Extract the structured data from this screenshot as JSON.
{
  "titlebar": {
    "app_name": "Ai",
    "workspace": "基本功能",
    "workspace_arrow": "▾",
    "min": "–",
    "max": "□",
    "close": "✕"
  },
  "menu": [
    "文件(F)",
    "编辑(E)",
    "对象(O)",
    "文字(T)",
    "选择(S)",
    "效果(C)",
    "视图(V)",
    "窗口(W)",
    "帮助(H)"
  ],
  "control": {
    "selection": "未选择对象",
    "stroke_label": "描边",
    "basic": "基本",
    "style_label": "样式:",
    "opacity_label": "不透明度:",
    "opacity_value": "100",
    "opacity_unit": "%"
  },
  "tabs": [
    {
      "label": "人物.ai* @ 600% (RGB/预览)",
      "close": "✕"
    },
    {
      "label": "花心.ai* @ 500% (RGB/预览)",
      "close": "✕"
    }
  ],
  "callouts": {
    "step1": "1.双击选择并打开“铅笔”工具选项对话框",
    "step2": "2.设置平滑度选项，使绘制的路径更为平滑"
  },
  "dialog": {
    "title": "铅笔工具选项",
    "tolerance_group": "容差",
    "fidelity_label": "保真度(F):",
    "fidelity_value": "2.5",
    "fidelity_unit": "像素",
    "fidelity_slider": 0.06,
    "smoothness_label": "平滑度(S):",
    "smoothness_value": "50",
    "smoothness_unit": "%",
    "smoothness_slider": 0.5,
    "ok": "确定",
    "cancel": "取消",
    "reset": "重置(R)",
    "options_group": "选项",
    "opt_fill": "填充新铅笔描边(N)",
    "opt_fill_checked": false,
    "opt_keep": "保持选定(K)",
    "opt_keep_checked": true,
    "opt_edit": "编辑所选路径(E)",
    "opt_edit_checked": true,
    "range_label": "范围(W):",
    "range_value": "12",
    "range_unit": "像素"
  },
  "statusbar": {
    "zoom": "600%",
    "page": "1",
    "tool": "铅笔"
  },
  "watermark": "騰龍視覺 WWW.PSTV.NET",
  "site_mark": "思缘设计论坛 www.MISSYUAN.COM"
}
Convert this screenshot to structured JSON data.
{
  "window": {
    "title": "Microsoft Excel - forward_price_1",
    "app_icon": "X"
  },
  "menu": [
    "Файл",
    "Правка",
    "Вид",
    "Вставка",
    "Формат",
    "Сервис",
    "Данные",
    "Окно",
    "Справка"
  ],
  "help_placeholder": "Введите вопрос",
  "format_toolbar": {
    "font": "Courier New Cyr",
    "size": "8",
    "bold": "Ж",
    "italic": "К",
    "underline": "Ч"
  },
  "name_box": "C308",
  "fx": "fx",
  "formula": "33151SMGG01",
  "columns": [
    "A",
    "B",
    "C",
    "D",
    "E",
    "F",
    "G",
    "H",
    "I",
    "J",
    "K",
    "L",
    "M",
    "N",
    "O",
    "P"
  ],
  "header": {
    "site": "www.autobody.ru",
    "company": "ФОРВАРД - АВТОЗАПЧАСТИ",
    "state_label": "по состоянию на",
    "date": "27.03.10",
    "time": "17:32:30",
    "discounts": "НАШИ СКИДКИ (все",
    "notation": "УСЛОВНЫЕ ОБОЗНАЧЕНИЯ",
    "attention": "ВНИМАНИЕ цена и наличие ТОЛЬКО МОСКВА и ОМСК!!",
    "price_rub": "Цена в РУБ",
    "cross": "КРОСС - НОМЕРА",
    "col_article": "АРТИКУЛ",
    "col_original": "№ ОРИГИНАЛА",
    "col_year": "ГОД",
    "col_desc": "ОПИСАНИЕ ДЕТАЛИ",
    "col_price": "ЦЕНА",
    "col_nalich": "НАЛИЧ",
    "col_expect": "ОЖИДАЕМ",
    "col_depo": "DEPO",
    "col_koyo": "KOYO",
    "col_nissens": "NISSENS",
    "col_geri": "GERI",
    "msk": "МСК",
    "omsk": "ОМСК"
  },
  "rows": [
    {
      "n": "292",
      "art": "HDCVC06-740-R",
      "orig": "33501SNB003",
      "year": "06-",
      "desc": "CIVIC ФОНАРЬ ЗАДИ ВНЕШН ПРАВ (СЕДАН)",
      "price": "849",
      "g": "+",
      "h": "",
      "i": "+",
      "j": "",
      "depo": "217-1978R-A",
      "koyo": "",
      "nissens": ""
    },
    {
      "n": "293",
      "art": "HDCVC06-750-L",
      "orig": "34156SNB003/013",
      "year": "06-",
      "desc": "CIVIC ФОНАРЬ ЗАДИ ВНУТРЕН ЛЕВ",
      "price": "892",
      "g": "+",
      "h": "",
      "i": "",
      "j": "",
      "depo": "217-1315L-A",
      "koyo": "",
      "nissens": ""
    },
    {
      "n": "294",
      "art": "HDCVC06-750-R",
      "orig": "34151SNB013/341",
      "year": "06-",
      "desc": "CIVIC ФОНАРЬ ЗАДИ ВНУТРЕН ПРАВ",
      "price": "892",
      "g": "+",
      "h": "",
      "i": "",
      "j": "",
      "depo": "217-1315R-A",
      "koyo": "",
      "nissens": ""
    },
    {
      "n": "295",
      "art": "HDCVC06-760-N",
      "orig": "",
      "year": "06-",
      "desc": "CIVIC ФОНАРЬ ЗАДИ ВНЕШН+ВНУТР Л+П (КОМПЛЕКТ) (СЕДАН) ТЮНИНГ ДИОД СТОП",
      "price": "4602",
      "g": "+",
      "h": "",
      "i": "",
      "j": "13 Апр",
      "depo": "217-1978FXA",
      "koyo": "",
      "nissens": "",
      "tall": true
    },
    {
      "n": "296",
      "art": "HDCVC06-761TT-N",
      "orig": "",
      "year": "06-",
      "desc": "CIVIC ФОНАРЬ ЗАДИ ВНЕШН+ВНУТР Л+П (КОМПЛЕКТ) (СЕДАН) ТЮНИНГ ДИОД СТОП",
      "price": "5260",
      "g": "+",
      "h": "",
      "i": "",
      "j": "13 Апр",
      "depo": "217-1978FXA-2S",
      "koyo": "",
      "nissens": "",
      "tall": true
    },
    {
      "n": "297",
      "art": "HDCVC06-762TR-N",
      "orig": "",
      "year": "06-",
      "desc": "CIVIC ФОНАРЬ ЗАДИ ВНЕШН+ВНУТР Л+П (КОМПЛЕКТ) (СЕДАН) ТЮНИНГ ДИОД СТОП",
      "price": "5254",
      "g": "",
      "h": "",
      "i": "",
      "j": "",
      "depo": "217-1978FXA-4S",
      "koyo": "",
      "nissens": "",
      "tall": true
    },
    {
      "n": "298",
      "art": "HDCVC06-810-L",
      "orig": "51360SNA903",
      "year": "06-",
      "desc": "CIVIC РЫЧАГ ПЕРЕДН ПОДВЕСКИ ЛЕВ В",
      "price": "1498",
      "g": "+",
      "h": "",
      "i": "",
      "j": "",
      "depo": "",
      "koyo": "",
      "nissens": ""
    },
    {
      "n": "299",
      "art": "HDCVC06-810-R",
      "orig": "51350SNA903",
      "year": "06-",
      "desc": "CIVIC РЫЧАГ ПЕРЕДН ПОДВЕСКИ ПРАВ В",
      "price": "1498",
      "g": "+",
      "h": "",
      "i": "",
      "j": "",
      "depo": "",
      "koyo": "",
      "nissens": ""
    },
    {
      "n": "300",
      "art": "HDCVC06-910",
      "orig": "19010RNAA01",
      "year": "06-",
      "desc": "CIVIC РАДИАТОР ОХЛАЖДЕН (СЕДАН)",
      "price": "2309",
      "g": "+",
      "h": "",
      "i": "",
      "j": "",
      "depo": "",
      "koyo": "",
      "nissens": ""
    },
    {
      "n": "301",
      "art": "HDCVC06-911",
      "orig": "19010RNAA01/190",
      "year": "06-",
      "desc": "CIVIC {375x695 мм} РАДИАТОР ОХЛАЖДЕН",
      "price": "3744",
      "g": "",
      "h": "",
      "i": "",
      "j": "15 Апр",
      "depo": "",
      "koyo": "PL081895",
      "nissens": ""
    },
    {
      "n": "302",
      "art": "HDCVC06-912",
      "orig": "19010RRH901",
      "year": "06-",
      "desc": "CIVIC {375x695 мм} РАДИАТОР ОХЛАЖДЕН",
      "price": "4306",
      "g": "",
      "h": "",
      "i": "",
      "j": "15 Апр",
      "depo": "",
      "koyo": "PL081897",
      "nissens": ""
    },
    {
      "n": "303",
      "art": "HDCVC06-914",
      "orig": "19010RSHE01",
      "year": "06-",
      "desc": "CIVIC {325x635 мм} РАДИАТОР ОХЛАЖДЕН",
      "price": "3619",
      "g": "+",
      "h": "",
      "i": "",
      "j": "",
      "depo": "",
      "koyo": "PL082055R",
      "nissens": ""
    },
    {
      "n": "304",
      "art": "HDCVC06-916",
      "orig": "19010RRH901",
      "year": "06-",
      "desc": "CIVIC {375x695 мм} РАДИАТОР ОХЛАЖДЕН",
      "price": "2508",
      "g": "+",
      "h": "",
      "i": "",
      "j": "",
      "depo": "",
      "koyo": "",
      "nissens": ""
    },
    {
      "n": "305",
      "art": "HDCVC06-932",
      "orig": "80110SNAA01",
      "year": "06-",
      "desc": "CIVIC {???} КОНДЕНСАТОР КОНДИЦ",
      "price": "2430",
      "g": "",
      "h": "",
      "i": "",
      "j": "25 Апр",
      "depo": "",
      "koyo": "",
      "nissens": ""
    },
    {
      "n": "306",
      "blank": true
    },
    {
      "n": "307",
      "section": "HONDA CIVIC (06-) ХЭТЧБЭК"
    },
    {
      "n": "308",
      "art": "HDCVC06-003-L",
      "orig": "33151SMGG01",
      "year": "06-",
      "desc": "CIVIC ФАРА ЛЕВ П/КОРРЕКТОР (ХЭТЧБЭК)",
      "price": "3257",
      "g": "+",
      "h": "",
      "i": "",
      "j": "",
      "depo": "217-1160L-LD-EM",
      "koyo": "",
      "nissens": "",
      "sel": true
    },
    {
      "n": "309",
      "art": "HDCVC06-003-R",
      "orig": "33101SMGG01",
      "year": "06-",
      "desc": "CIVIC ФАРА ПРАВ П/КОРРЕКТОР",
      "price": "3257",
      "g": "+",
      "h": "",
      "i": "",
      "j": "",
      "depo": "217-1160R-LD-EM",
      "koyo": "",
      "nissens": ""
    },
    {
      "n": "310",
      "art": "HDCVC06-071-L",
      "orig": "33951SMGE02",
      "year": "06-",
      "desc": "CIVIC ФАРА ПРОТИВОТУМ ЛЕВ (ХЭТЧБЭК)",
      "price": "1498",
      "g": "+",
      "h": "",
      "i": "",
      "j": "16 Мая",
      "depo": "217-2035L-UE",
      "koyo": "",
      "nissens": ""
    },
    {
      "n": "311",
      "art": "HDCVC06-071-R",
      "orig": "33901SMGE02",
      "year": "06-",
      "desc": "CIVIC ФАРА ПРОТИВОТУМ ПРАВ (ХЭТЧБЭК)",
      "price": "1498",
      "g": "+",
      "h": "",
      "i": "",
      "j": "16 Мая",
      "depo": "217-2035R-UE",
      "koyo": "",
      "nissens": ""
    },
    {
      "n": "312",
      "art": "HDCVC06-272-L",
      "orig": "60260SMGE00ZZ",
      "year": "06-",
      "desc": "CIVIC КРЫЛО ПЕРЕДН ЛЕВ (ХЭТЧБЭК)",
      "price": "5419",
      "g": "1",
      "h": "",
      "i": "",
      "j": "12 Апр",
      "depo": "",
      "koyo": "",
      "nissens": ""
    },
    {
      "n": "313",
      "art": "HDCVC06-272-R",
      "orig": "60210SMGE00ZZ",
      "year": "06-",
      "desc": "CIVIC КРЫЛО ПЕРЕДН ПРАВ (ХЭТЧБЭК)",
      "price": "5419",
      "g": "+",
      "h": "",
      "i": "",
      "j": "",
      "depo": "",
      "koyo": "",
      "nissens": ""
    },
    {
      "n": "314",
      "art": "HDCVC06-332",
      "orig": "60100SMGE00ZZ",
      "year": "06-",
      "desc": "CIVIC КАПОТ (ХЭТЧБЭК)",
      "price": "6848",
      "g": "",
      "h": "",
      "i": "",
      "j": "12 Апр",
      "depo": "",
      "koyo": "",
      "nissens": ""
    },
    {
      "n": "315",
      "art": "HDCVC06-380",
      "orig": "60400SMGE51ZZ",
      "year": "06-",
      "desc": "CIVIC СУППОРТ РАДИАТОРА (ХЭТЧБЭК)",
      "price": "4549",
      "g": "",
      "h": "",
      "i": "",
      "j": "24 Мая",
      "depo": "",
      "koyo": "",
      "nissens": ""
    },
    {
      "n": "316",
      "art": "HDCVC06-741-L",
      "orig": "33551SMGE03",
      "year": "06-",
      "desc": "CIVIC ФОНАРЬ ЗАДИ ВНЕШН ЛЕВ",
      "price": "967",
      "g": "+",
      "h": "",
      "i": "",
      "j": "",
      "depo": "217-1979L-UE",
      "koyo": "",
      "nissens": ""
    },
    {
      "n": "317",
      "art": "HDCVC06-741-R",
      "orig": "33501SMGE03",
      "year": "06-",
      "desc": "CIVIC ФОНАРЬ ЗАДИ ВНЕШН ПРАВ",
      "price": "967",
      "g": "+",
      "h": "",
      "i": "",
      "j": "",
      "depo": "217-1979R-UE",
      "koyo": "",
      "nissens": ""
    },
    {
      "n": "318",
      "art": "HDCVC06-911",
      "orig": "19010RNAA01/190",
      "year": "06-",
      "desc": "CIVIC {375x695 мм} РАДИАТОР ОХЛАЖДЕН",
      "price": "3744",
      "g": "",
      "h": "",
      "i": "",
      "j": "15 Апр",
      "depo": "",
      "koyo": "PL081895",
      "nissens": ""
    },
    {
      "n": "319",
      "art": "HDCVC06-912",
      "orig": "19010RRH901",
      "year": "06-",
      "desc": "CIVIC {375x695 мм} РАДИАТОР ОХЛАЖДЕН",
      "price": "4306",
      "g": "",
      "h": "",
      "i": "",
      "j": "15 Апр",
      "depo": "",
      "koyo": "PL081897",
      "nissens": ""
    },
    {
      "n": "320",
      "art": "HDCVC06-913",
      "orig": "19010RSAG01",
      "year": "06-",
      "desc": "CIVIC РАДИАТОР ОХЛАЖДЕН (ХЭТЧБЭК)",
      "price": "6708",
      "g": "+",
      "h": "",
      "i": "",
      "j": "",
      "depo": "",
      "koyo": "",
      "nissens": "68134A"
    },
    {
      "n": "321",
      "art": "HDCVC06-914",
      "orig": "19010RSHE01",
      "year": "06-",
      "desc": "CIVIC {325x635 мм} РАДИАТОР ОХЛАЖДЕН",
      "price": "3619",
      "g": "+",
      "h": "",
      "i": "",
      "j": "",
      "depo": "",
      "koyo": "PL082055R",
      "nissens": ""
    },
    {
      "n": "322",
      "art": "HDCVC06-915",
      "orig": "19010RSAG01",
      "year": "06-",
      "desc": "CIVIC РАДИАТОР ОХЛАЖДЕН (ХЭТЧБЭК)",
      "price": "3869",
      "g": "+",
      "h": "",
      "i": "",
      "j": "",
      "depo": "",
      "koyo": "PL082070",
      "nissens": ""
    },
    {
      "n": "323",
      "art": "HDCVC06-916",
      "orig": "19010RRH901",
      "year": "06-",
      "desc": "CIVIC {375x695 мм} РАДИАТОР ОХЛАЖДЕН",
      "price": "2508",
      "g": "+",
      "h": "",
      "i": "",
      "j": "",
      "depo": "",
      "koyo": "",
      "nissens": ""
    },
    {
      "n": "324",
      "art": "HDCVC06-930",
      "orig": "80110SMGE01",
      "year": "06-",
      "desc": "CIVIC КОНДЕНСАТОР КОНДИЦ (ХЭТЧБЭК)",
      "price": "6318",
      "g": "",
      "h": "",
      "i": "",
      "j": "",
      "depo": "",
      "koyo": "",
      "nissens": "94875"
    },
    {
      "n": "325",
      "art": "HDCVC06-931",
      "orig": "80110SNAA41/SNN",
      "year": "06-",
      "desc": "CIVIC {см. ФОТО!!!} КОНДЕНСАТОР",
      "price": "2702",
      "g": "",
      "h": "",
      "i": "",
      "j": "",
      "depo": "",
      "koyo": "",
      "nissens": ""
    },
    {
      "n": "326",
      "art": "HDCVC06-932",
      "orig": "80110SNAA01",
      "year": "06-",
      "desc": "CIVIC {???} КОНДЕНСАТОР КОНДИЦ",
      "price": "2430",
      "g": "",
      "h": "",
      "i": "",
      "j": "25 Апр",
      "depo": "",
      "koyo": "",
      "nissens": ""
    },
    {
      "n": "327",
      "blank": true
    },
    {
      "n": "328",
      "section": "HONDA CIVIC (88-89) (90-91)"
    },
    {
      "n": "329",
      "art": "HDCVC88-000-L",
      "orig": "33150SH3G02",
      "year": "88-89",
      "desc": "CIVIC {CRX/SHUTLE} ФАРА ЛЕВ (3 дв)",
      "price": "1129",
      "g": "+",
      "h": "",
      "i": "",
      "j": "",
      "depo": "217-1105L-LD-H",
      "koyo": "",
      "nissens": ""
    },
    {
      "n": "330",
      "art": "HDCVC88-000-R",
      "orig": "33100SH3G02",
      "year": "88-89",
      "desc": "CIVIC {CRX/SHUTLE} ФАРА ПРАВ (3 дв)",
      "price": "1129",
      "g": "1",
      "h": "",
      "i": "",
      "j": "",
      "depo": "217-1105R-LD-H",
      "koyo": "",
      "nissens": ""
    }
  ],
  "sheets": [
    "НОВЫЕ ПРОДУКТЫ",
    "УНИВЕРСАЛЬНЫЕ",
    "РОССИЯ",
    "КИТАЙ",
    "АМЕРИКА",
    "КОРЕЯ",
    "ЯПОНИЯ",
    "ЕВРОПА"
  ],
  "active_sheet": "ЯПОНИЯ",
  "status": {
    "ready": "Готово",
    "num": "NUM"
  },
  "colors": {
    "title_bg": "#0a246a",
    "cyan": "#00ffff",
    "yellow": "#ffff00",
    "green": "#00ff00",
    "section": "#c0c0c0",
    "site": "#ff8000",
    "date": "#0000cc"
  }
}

——————

[Direction]
Above are lines of data; state how many of them contain the word "ВНУТРЕН", with no other output.

[Problem solution]
2